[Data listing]
※

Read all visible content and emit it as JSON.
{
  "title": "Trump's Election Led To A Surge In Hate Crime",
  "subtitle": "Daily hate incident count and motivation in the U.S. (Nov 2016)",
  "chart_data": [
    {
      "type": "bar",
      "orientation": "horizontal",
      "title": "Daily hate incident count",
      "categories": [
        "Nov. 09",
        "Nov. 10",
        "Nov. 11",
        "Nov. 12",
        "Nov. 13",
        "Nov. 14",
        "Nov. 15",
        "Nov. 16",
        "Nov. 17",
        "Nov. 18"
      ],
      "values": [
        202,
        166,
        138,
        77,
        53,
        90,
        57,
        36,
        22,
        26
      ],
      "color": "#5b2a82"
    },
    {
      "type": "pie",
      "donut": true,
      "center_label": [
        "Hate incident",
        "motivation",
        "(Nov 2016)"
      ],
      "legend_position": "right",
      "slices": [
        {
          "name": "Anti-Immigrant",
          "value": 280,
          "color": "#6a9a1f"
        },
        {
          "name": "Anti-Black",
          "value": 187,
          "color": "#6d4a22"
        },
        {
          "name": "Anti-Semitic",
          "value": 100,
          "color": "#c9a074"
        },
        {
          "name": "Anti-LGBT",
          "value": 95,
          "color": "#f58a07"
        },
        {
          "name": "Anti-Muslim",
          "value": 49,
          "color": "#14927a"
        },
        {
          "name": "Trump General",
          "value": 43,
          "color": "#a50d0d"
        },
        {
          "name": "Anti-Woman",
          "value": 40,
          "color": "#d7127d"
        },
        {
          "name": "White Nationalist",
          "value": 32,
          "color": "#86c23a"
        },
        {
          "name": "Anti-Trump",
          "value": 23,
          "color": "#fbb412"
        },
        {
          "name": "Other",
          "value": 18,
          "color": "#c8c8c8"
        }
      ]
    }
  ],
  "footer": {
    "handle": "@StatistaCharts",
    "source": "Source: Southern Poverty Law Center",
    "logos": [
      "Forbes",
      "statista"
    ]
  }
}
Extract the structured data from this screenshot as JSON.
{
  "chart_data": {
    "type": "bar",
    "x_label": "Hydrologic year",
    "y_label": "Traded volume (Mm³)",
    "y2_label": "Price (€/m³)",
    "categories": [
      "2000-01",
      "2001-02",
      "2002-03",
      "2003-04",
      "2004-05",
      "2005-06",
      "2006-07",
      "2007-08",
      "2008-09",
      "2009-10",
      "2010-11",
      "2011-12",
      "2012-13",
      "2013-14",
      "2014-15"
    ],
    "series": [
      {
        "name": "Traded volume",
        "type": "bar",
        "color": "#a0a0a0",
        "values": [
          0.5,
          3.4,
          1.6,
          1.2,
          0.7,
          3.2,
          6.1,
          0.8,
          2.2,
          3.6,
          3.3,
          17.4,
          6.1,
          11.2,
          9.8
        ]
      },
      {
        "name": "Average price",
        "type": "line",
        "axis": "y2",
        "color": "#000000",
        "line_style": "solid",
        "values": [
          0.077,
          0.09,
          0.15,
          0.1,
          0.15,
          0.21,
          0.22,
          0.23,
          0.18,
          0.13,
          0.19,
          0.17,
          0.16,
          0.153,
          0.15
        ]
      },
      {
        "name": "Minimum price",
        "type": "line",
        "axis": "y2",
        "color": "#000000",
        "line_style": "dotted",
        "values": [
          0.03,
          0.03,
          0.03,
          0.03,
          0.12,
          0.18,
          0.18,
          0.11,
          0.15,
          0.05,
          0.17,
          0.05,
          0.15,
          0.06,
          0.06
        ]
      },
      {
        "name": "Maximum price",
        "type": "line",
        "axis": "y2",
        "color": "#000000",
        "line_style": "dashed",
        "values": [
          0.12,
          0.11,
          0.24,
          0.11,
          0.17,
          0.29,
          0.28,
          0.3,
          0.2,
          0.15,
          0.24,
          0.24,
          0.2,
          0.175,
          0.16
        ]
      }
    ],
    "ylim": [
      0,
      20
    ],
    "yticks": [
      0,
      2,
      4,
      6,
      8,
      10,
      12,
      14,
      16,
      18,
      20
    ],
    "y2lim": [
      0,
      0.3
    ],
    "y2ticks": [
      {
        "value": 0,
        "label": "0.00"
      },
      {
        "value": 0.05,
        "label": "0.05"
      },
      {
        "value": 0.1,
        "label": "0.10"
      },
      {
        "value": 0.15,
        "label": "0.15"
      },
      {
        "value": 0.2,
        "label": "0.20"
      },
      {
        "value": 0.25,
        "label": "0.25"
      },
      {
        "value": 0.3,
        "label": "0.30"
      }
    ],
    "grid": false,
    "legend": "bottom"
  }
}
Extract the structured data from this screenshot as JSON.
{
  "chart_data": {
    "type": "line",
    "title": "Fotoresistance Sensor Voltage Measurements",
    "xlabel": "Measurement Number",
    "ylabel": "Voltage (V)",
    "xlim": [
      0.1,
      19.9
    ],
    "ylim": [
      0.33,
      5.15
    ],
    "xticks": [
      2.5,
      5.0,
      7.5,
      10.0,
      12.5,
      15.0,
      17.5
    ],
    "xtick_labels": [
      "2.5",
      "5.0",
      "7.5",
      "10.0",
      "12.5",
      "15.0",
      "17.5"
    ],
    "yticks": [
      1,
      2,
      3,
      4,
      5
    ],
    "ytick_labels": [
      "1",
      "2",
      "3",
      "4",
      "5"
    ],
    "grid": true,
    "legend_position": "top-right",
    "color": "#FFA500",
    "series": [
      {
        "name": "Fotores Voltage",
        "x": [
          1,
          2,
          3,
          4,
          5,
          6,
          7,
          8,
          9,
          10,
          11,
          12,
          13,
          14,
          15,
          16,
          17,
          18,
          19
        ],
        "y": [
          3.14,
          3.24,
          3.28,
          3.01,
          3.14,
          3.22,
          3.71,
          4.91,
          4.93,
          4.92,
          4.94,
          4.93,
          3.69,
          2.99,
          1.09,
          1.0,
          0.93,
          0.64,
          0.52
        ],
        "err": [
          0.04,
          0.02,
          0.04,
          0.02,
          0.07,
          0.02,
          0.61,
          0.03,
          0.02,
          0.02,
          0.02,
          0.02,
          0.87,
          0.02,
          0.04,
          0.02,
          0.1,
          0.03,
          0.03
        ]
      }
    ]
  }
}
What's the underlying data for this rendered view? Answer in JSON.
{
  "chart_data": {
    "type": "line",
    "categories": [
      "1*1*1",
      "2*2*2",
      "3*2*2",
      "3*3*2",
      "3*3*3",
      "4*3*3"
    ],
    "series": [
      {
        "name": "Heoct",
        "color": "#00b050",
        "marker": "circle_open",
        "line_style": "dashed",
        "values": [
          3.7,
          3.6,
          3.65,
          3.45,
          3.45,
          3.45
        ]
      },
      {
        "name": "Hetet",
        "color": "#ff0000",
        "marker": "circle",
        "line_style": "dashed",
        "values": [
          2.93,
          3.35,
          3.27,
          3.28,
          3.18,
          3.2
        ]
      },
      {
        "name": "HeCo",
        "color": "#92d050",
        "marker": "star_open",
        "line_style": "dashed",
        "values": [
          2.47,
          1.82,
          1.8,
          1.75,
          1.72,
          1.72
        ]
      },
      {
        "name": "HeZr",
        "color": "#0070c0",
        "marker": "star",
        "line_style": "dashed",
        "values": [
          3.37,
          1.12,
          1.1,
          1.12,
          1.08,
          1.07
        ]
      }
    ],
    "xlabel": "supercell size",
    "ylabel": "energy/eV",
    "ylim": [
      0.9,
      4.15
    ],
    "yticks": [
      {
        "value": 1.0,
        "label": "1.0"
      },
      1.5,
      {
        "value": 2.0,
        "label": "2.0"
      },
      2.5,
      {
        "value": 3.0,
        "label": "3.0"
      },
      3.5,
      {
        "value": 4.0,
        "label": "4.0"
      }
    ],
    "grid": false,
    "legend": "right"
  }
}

※

» **Brief**:
Return all of the entries exactly as they were supplied.

» **Reply**:
Read all visible content and emit it as JSON.
{
  "title": "Trump's Election Led To A Surge In Hate Crime",
  "subtitle": "Daily hate incident count and motivation in the U.S. (Nov 2016)",
  "chart_data": [
    {
      "type": "bar",
      "orientation": "horizontal",
      "title": "Daily hate incident count",
      "categories": [
        "Nov. 09",
        "Nov. 10",
        "Nov. 11",
        "Nov. 12",
        "Nov. 13",
        "Nov. 14",
        "Nov. 15",
        "Nov. 16",
        "Nov. 17",
        "Nov. 18"
      ],
      "values": [
        202,
        166,
        138,
        77,
        53,
        90,
        57,
        36,
        22,
        26
      ],
      "color": "#5b2a82"
    },
    {
      "type": "pie",
      "donut": true,
      "center_label": [
        "Hate incident",
        "motivation",
        "(Nov 2016)"
      ],
      "legend_position": "right",
      "slices": [
        {
          "name": "Anti-Immigrant",
          "value": 280,
          "color": "#6a9a1f"
        },
        {
          "name": "Anti-Black",
          "value": 187,
          "color": "#6d4a22"
        },
        {
          "name": "Anti-Semitic",
          "value": 100,
          "color": "#c9a074"
        },
        {
          "name": "Anti-LGBT",
          "value": 95,
          "color": "#f58a07"
        },
        {
          "name": "Anti-Muslim",
          "value": 49,
          "color": "#14927a"
        },
        {
          "name": "Trump General",
          "value": 43,
          "color": "#a50d0d"
        },
        {
          "name": "Anti-Woman",
          "value": 40,
          "color": "#d7127d"
        },
        {
          "name": "White Nationalist",
          "value": 32,
          "color": "#86c23a"
        },
        {
          "name": "Anti-Trump",
          "value": 23,
          "color": "#fbb412"
        },
        {
          "name": "Other",
          "value": 18,
          "color": "#c8c8c8"
        }
      ]
    }
  ],
  "footer": {
    "handle": "@StatistaCharts",
    "source": "Source: Southern Poverty Law Center",
    "logos": [
      "Forbes",
      "statista"
    ]
  }
}
Extract the structured data from this screenshot as JSON.
{
  "chart_data": {
    "type": "bar",
    "x_label": "Hydrologic year",
    "y_label": "Traded volume (Mm³)",
    "y2_label": "Price (€/m³)",
    "categories": [
      "2000-01",
      "2001-02",
      "2002-03",
      "2003-04",
      "2004-05",
      "2005-06",
      "2006-07",
      "2007-08",
      "2008-09",
      "2009-10",
      "2010-11",
      "2011-12",
      "2012-13",
      "2013-14",
      "2014-15"
    ],
    "series": [
      {
        "name": "Traded volume",
        "type": "bar",
        "color": "#a0a0a0",
        "values": [
          0.5,
          3.4,
          1.6,
          1.2,
          0.7,
          3.2,
          6.1,
          0.8,
          2.2,
          3.6,
          3.3,
          17.4,
          6.1,
          11.2,
          9.8
        ]
      },
      {
        "name": "Average price",
        "type": "line",
        "axis": "y2",
        "color": "#000000",
        "line_style": "solid",
        "values": [
          0.077,
          0.09,
          0.15,
          0.1,
          0.15,
          0.21,
          0.22,
          0.23,
          0.18,
          0.13,
          0.19,
          0.17,
          0.16,
          0.153,
          0.15
        ]
      },
      {
        "name": "Minimum price",
        "type": "line",
        "axis": "y2",
        "color": "#000000",
        "line_style": "dotted",
        "values": [
          0.03,
          0.03,
          0.03,
          0.03,
          0.12,
          0.18,
          0.18,
          0.11,
          0.15,
          0.05,
          0.17,
          0.05,
          0.15,
          0.06,
          0.06
        ]
      },
      {
        "name": "Maximum price",
        "type": "line",
        "axis": "y2",
        "color": "#000000",
        "line_style": "dashed",
        "values": [
          0.12,
          0.11,
          0.24,
          0.11,
          0.17,
          0.29,
          0.28,
          0.3,
          0.2,
          0.15,
          0.24,
          0.24,
          0.2,
          0.175,
          0.16
        ]
      }
    ],
    "ylim": [
      0,
      20
    ],
    "yticks": [
      0,
      2,
      4,
      6,
      8,
      10,
      12,
      14,
      16,
      18,
      20
    ],
    "y2lim": [
      0,
      0.3
    ],
    "y2ticks": [
      {
        "value": 0,
        "label": "0.00"
      },
      {
        "value": 0.05,
        "label": "0.05"
      },
      {
        "value": 0.1,
        "label": "0.10"
      },
      {
        "value": 0.15,
        "label": "0.15"
      },
      {
        "value": 0.2,
        "label": "0.20"
      },
      {
        "value": 0.25,
        "label": "0.25"
      },
      {
        "value": 0.3,
        "label": "0.30"
      }
    ],
    "grid": false,
    "legend": "bottom"
  }
}
Extract the structured data from this screenshot as JSON.
{
  "chart_data": {
    "type": "line",
    "title": "Fotoresistance Sensor Voltage Measurements",
    "xlabel": "Measurement Number",
    "ylabel": "Voltage (V)",
    "xlim": [
      0.1,
      19.9
    ],
    "ylim": [
      0.33,
      5.15
    ],
    "xticks": [
      2.5,
      5.0,
      7.5,
      10.0,
      12.5,
      15.0,
      17.5
    ],
    "xtick_labels": [
      "2.5",
      "5.0",
      "7.5",
      "10.0",
      "12.5",
      "15.0",
      "17.5"
    ],
    "yticks": [
      1,
      2,
      3,
      4,
      5
    ],
    "ytick_labels": [
      "1",
      "2",
      "3",
      "4",
      "5"
    ],
    "grid": true,
    "legend_position": "top-right",
    "color": "#FFA500",
    "series": [
      {
        "name": "Fotores Voltage",
        "x": [
          1,
          2,
          3,
          4,
          5,
          6,
          7,
          8,
          9,
          10,
          11,
          12,
          13,
          14,
          15,
          16,
          17,
          18,
          19
        ],
        "y": [
          3.14,
          3.24,
          3.28,
          3.01,
          3.14,
          3.22,
          3.71,
          4.91,
          4.93,
          4.92,
          4.94,
          4.93,
          3.69,
          2.99,
          1.09,
          1.0,
          0.93,
          0.64,
          0.52
        ],
        "err": [
          0.04,
          0.02,
          0.04,
          0.02,
          0.07,
          0.02,
          0.61,
          0.03,
          0.02,
          0.02,
          0.02,
          0.02,
          0.87,
          0.02,
          0.04,
          0.02,
          0.1,
          0.03,
          0.03
        ]
      }
    ]
  }
}
What's the underlying data for this rendered view? Answer in JSON.
{
  "chart_data": {
    "type": "line",
    "categories": [
      "1*1*1",
      "2*2*2",
      "3*2*2",
      "3*3*2",
      "3*3*3",
      "4*3*3"
    ],
    "series": [
      {
        "name": "Heoct",
        "color": "#00b050",
        "marker": "circle_open",
        "line_style": "dashed",
        "values": [
          3.7,
          3.6,
          3.65,
          3.45,
          3.45,
          3.45
        ]
      },
      {
        "name": "Hetet",
        "color": "#ff0000",
        "marker": "circle",
        "line_style": "dashed",
        "values": [
          2.93,
          3.35,
          3.27,
          3.28,
          3.18,
          3.2
        ]
      },
      {
        "name": "HeCo",
        "color": "#92d050",
        "marker": "star_open",
        "line_style": "dashed",
        "values": [
          2.47,
          1.82,
          1.8,
          1.75,
          1.72,
          1.72
        ]
      },
      {
        "name": "HeZr",
        "color": "#0070c0",
        "marker": "star",
        "line_style": "dashed",
        "values": [
          3.37,
          1.12,
          1.1,
          1.12,
          1.08,
          1.07
        ]
      }
    ],
    "xlabel": "supercell size",
    "ylabel": "energy/eV",
    "ylim": [
      0.9,
      4.15
    ],
    "yticks": [
      {
        "value": 1.0,
        "label": "1.0"
      },
      1.5,
      {
        "value": 2.0,
        "label": "2.0"
      },
      2.5,
      {
        "value": 3.0,
        "label": "3.0"
      },
      3.5,
      {
        "value": 4.0,
        "label": "4.0"
      }
    ],
    "grid": false,
    "legend": "right"
  }
}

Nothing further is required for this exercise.